(Records from a collection of figures)

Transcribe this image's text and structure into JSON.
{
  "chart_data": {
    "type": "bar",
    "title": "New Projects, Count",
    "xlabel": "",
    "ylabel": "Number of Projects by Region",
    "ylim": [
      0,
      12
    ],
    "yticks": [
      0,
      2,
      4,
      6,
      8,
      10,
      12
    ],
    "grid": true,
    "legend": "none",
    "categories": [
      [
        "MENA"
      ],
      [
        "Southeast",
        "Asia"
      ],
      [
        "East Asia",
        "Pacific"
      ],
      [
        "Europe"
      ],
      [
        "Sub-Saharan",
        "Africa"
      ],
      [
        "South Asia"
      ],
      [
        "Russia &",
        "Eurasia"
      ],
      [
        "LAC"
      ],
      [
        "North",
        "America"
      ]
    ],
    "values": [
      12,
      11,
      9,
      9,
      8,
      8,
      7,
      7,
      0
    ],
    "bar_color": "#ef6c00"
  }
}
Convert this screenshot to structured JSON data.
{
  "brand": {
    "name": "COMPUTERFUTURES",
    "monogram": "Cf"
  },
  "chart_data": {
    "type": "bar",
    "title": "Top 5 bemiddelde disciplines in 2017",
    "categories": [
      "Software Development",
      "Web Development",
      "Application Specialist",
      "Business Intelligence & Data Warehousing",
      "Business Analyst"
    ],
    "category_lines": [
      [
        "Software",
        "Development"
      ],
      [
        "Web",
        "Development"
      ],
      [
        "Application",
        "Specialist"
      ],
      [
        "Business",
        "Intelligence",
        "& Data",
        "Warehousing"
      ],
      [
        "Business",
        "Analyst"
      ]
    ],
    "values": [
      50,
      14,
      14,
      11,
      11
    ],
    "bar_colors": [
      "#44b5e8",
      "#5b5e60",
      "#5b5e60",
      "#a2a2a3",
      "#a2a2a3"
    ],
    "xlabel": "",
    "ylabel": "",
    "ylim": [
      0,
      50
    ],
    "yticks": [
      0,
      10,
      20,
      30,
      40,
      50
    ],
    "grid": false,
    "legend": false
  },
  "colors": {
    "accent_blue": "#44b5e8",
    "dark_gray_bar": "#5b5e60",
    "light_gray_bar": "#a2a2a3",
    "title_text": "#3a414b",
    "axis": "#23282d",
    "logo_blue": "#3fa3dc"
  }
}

## WHAT IS NEEDED:
Every entry should be printed again exactly as it stands.

## FINAL RESULT:
Transcribe this image's text and structure into JSON.
{
  "chart_data": {
    "type": "bar",
    "title": "New Projects, Count",
    "xlabel": "",
    "ylabel": "Number of Projects by Region",
    "ylim": [
      0,
      12
    ],
    "yticks": [
      0,
      2,
      4,
      6,
      8,
      10,
      12
    ],
    "grid": true,
    "legend": "none",
    "categories": [
      [
        "MENA"
      ],
      [
        "Southeast",
        "Asia"
      ],
      [
        "East Asia",
        "Pacific"
      ],
      [
        "Europe"
      ],
      [
        "Sub-Saharan",
        "Africa"
      ],
      [
        "South Asia"
      ],
      [
        "Russia &",
        "Eurasia"
      ],
      [
        "LAC"
      ],
      [
        "North",
        "America"
      ]
    ],
    "values": [
      12,
      11,
      9,
      9,
      8,
      8,
      7,
      7,
      0
    ],
    "bar_color": "#ef6c00"
  }
}
Convert this screenshot to structured JSON data.
{
  "brand": {
    "name": "COMPUTERFUTURES",
    "monogram": "Cf"
  },
  "chart_data": {
    "type": "bar",
    "title": "Top 5 bemiddelde disciplines in 2017",
    "categories": [
      "Software Development",
      "Web Development",
      "Application Specialist",
      "Business Intelligence & Data Warehousing",
      "Business Analyst"
    ],
    "category_lines": [
      [
        "Software",
        "Development"
      ],
      [
        "Web",
        "Development"
      ],
      [
        "Application",
        "Specialist"
      ],
      [
        "Business",
        "Intelligence",
        "& Data",
        "Warehousing"
      ],
      [
        "Business",
        "Analyst"
      ]
    ],
    "values": [
      50,
      14,
      14,
      11,
      11
    ],
    "bar_colors": [
      "#44b5e8",
      "#5b5e60",
      "#5b5e60",
      "#a2a2a3",
      "#a2a2a3"
    ],
    "xlabel": "",
    "ylabel": "",
    "ylim": [
      0,
      50
    ],
    "yticks": [
      0,
      10,
      20,
      30,
      40,
      50
    ],
    "grid": false,
    "legend": false
  },
  "colors": {
    "accent_blue": "#44b5e8",
    "dark_gray_bar": "#5b5e60",
    "light_gray_bar": "#a2a2a3",
    "title_text": "#3a414b",
    "axis": "#23282d",
    "logo_blue": "#3fa3dc"
  }
}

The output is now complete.